Written task: Each line containing the word "true" must be collected.
.....
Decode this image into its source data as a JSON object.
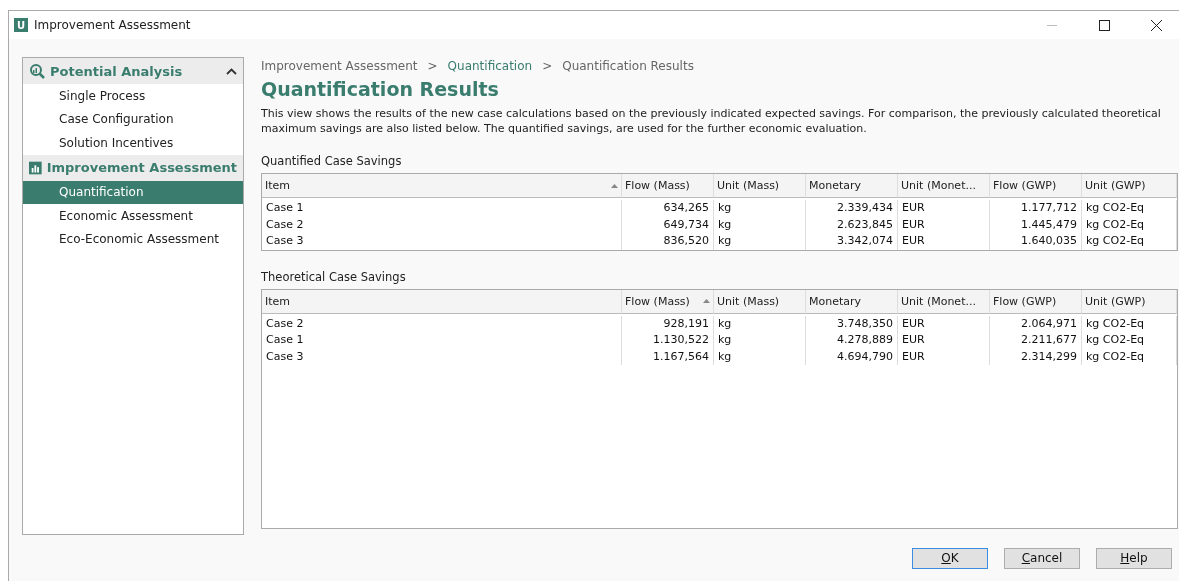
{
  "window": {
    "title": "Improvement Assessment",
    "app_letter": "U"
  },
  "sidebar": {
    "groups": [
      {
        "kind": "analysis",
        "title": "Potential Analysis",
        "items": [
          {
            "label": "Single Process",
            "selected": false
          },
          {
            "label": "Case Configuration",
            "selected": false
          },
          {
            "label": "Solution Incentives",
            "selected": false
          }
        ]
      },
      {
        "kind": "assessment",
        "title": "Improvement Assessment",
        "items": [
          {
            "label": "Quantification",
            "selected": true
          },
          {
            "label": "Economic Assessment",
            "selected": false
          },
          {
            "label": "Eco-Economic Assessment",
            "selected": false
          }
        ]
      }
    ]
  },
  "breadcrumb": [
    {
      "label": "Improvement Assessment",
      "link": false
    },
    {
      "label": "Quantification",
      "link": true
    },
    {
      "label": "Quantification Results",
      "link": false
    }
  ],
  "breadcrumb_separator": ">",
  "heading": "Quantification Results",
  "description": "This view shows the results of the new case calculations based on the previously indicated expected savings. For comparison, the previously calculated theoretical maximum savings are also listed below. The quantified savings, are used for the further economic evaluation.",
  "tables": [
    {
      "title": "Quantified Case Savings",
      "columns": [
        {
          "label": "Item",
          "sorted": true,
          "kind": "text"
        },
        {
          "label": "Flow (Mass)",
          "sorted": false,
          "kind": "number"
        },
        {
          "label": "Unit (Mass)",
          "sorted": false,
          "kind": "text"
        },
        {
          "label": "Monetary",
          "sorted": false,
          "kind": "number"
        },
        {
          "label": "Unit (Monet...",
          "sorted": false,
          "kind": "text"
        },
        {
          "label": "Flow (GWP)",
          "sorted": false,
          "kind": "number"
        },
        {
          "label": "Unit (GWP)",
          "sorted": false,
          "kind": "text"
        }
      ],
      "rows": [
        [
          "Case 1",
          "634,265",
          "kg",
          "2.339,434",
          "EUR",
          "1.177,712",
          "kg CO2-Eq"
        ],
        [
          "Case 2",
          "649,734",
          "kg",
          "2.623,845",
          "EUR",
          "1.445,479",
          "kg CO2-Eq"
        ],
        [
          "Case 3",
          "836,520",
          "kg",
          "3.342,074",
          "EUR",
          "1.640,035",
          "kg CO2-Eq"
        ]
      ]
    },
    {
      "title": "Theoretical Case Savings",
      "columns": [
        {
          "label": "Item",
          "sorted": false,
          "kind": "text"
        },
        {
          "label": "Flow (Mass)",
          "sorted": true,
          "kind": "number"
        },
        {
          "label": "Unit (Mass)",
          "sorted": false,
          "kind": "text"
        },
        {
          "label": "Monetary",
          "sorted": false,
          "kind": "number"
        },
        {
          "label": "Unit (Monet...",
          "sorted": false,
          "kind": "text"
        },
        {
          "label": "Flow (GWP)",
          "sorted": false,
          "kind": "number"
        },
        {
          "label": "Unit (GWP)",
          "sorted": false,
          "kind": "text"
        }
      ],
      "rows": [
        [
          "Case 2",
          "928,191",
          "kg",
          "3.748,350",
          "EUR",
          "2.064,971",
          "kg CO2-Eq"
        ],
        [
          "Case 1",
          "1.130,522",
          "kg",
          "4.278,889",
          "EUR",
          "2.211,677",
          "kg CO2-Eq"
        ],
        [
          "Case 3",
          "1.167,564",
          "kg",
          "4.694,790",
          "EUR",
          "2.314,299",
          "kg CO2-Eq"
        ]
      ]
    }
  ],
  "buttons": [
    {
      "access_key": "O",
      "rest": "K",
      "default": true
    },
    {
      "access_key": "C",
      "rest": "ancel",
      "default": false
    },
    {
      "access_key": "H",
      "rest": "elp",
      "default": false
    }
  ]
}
.....
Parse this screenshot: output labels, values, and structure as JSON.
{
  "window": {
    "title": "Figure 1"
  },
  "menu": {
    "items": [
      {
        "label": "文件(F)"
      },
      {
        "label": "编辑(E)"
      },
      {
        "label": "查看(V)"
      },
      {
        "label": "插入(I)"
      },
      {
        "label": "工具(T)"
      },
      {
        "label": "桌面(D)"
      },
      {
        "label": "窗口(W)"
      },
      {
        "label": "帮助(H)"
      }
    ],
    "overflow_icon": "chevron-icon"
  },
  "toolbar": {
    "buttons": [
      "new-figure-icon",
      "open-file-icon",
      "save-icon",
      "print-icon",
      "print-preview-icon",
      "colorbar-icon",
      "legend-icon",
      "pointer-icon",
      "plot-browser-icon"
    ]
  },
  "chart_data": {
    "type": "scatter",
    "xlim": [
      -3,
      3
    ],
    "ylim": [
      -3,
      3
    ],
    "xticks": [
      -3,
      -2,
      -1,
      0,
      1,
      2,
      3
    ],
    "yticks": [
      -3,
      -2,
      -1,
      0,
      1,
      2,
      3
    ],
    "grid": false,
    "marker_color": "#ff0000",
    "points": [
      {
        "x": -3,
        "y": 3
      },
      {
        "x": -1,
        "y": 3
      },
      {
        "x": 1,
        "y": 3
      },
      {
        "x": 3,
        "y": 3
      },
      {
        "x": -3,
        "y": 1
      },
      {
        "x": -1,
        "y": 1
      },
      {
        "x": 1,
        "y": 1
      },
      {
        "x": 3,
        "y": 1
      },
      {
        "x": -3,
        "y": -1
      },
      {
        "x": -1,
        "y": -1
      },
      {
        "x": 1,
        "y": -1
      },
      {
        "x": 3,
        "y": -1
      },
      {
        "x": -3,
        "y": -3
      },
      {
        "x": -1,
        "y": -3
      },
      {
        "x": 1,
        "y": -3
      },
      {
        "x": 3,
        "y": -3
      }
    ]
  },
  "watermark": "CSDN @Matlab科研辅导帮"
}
.....
Finished exercise:
            "selected": true
      "link": true
          "sorted": true,
          "sorted": true,
      "default": true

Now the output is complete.